- **Set problem**: For this exercise, copy out each line of the material below that includes "content".

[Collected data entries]
_ _ _ _ _
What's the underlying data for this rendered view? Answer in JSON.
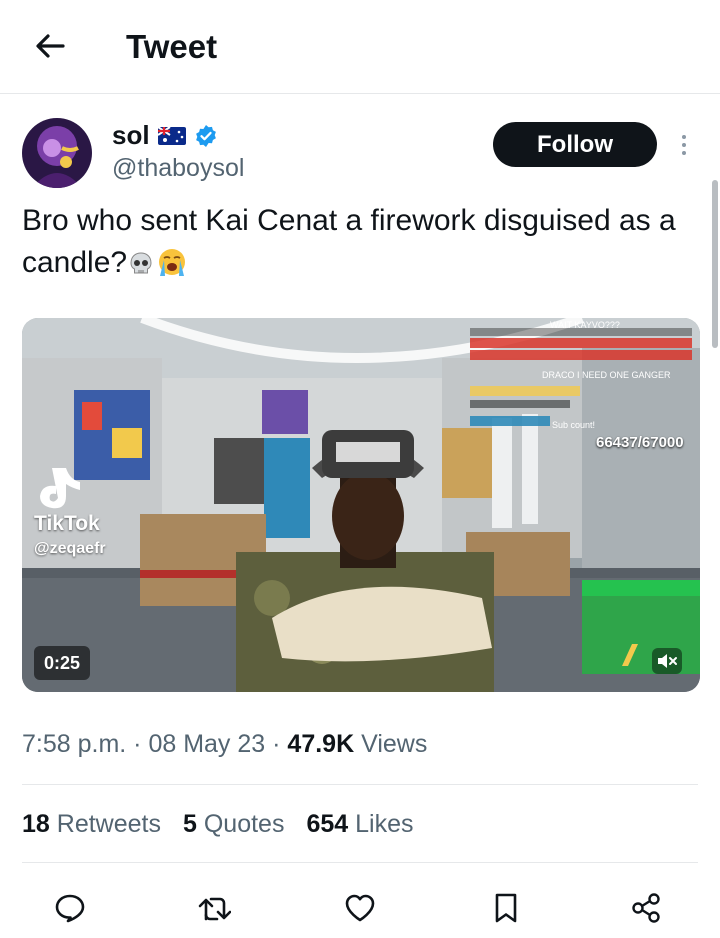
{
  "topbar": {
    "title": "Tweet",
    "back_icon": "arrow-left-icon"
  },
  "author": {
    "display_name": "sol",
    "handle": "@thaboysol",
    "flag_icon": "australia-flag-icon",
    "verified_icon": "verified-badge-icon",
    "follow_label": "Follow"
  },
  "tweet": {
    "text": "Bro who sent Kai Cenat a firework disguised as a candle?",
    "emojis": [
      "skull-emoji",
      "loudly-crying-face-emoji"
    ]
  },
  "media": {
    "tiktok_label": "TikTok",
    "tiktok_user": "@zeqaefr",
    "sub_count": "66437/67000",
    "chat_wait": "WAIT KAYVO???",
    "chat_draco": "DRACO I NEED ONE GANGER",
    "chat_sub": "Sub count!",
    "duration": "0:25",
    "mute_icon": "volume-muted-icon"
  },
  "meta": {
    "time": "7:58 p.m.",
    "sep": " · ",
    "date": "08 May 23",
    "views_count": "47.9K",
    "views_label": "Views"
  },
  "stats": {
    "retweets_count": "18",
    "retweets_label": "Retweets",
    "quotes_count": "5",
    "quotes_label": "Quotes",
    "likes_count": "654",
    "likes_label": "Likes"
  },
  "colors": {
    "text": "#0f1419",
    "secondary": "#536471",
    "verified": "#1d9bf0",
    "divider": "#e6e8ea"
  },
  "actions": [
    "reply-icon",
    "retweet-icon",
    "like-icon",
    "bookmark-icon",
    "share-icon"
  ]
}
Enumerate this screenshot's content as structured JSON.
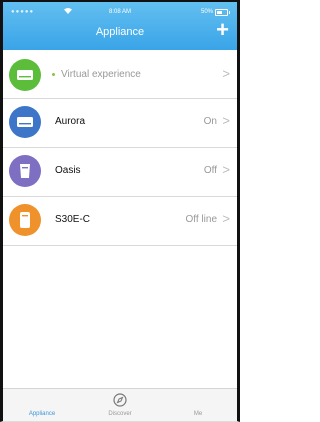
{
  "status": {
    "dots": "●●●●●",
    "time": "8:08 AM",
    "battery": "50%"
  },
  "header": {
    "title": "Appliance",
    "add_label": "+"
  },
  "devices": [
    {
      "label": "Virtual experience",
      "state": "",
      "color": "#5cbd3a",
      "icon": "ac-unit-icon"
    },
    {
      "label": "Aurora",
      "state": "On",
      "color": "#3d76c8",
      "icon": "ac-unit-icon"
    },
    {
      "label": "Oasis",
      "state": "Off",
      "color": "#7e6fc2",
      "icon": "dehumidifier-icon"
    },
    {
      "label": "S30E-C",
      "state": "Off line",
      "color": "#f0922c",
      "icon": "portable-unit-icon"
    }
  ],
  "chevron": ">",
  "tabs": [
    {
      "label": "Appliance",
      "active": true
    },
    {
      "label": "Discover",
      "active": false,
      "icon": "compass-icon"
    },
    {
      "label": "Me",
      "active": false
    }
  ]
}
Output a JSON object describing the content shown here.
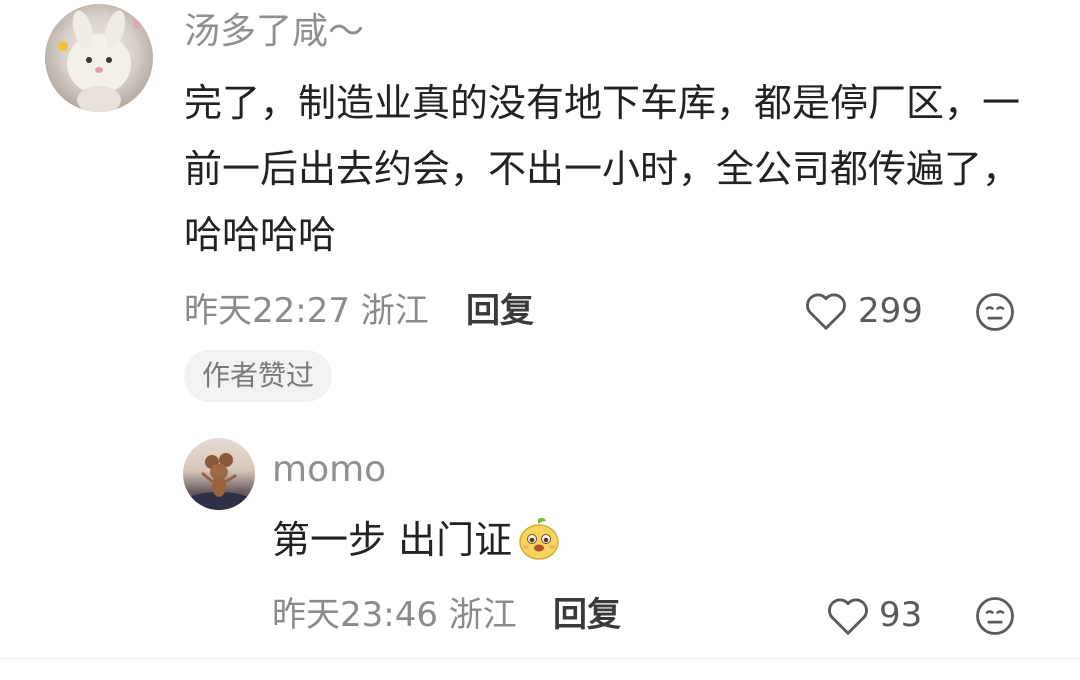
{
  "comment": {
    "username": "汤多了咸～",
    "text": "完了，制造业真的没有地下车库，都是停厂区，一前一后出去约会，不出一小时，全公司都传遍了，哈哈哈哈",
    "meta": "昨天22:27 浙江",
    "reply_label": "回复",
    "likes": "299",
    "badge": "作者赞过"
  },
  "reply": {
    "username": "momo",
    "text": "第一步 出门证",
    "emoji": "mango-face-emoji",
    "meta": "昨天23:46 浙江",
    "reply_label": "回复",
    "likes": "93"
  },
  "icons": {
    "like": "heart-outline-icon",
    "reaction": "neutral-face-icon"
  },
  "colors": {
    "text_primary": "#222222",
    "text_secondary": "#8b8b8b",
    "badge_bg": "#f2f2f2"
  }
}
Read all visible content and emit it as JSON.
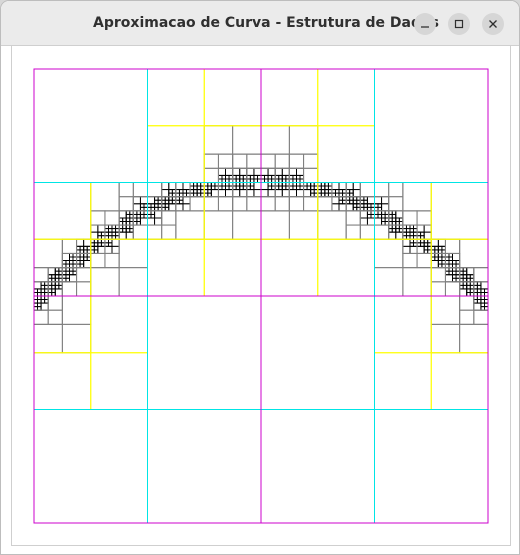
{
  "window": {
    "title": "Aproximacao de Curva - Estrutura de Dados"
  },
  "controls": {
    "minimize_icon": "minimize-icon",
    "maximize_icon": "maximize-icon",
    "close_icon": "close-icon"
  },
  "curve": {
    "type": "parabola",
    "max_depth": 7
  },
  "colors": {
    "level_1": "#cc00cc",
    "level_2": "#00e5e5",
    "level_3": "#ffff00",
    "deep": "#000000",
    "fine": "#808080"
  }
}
_ _ _ _ _
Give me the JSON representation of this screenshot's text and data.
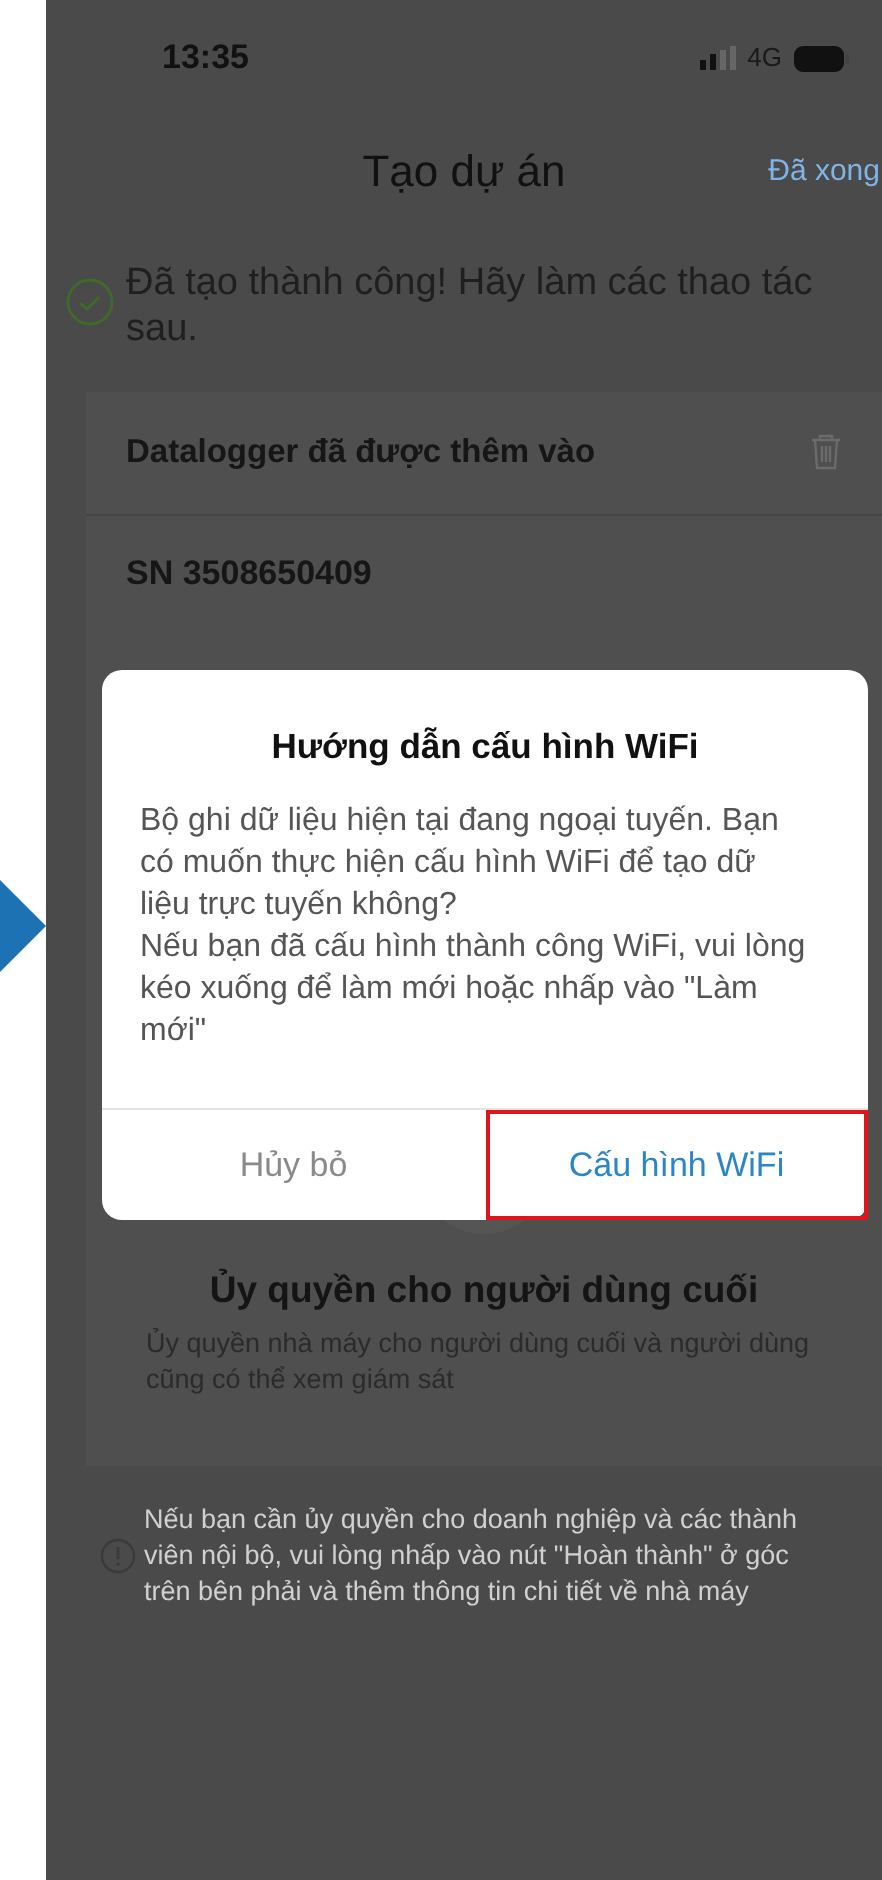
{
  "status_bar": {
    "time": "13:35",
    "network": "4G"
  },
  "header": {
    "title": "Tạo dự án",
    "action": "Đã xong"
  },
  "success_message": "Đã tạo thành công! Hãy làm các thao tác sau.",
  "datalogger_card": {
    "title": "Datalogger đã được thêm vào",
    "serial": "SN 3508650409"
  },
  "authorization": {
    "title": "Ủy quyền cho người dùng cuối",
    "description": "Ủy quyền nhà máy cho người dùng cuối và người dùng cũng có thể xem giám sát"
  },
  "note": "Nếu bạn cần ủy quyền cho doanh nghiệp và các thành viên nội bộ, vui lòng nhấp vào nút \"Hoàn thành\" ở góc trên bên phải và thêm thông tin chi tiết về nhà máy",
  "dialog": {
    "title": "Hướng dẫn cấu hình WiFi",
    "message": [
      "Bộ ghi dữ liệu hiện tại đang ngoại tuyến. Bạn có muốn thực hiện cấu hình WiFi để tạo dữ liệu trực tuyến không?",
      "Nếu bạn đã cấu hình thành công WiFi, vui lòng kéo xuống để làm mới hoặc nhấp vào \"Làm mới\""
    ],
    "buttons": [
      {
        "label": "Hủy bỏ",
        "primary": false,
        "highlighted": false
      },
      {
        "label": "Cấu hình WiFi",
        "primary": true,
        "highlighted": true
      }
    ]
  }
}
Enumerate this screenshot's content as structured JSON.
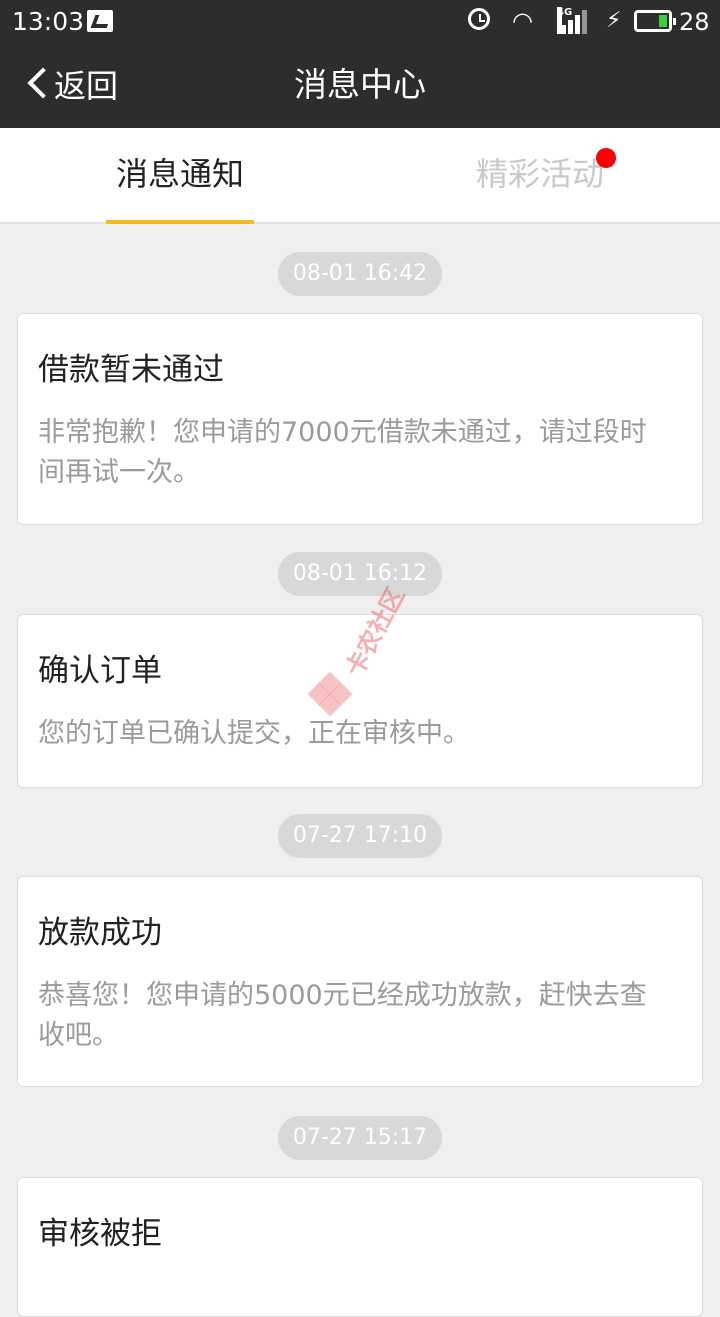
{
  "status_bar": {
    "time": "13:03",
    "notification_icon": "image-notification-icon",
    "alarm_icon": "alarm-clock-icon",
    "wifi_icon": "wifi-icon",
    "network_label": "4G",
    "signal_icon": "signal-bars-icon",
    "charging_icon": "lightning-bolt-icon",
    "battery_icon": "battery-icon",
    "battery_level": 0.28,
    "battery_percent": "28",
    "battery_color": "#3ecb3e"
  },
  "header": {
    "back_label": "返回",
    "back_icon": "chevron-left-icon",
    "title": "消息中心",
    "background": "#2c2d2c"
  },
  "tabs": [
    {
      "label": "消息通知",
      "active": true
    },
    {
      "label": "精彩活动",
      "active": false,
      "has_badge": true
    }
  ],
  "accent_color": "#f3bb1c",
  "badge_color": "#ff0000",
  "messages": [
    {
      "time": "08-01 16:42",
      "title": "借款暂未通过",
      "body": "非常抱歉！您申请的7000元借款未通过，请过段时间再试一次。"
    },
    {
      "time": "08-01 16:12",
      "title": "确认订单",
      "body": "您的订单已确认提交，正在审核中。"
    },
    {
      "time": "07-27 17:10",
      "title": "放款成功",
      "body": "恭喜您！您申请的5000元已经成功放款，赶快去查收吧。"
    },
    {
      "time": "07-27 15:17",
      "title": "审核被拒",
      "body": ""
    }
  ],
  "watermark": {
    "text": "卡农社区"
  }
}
_ _ _ _ _
- **Complete response**:
Enumerate this screenshot's content as structured JSON.
Output a JSON object describing the content shown here.
Read all visible content and emit it as JSON.
Enumerate this screenshot's content as structured JSON.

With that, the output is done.